▶ [Exercise] Reproduce the records below exactly as given.

▶ [Dataset entries]
--
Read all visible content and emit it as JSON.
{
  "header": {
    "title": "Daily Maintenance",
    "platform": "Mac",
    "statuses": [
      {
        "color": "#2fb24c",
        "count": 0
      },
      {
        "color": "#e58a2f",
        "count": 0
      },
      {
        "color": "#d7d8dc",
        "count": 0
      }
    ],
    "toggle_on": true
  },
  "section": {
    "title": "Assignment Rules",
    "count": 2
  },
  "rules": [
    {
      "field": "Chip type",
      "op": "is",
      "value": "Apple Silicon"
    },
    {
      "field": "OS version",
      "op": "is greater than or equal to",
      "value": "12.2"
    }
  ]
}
--
▶ [Full response]
Read all visible content and emit it as JSON.
{
  "header": {
    "title": "Daily Maintenance",
    "platform": "Mac",
    "statuses": [
      {
        "color": "#2fb24c",
        "count": 0
      },
      {
        "color": "#e58a2f",
        "count": 0
      },
      {
        "color": "#d7d8dc",
        "count": 0
      }
    ],
    "toggle_on": true
  },
  "section": {
    "title": "Assignment Rules",
    "count": 2
  },
  "rules": [
    {
      "field": "Chip type",
      "op": "is",
      "value": "Apple Silicon"
    },
    {
      "field": "OS version",
      "op": "is greater than or equal to",
      "value": "12.2"
    }
  ]
}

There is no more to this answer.